Using the listing below, give the number of lines where "into" appears, and nothing else.

------------------------------

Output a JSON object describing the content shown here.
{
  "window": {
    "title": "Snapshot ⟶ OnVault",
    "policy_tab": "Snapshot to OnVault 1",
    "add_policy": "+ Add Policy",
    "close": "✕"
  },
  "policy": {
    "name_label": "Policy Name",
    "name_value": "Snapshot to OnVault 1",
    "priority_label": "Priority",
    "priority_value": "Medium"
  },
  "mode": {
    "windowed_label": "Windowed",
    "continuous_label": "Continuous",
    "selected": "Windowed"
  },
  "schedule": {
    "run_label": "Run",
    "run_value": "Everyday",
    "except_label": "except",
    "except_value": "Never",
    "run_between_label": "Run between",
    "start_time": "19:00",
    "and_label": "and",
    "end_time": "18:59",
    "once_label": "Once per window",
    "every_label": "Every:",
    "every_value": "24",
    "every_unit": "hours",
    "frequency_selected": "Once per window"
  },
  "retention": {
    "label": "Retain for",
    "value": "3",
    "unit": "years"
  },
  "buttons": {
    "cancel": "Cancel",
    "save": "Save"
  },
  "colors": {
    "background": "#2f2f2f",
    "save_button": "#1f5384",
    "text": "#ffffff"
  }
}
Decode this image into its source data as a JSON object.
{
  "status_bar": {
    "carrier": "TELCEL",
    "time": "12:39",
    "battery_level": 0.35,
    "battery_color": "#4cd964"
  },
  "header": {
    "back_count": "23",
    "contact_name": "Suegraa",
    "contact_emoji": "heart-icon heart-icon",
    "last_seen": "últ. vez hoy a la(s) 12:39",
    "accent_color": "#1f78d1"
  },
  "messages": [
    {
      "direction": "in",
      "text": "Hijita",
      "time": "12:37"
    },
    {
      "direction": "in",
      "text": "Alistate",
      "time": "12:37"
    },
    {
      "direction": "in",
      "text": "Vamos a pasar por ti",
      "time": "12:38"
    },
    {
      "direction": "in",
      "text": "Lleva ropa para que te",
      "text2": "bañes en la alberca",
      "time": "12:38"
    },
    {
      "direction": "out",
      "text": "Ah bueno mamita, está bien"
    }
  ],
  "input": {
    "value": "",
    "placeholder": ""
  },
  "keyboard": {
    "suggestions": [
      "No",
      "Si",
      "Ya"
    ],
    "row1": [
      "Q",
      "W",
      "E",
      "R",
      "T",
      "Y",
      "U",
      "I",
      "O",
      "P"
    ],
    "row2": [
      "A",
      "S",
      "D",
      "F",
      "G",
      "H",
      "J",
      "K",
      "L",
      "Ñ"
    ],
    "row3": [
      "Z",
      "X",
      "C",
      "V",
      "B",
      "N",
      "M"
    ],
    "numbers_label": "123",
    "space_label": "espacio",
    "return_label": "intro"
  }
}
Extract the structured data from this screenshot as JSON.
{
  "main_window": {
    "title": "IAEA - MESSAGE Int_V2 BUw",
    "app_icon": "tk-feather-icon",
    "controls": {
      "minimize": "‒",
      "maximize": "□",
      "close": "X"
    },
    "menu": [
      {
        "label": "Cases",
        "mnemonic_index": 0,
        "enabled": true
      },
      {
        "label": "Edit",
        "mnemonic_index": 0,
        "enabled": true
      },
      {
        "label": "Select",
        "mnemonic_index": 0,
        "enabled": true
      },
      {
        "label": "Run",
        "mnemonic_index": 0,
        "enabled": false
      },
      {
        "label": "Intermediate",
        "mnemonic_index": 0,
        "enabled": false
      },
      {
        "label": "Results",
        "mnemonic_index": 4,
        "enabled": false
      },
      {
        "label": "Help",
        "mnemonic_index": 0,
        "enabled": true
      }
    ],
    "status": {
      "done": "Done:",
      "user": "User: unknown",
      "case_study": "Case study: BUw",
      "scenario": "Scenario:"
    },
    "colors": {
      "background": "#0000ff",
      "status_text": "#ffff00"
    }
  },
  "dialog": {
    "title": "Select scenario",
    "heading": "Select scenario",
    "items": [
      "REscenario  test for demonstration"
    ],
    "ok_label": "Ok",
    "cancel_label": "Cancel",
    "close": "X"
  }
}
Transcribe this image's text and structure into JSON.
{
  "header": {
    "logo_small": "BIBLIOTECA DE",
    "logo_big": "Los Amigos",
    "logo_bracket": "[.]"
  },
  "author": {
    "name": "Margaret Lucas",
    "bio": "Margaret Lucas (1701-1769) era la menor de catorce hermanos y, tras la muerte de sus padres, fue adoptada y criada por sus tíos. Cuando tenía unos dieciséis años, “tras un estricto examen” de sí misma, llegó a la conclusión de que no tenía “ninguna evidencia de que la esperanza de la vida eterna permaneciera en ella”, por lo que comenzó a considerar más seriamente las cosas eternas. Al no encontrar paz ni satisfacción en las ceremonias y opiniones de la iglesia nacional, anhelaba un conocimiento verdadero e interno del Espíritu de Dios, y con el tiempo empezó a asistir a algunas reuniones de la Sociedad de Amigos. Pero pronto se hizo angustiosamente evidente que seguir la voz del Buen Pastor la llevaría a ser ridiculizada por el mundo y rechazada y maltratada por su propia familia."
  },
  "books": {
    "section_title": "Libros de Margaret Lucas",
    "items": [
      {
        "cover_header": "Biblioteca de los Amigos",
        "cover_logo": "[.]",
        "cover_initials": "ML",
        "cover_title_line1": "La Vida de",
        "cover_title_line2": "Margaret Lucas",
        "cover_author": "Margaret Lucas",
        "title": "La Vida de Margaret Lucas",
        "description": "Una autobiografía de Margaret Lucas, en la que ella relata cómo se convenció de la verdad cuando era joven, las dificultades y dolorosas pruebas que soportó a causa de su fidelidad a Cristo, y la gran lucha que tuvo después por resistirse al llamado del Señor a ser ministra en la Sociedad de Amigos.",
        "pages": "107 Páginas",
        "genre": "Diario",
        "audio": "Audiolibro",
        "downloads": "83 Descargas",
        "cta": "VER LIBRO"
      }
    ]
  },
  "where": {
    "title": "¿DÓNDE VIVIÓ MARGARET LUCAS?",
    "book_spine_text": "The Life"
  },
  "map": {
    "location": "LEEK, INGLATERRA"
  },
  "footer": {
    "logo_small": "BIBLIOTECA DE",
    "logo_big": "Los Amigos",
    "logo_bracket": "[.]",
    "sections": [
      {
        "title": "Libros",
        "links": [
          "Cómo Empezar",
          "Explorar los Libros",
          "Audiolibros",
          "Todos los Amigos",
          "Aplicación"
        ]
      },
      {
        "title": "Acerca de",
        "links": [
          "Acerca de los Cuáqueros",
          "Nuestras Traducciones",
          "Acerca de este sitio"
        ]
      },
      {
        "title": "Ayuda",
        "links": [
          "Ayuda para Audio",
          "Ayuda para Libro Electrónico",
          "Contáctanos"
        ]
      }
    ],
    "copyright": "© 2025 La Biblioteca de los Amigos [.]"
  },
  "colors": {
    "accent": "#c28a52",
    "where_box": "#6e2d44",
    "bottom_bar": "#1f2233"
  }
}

------------------------------

» **WRITTEN ANSWER**:
2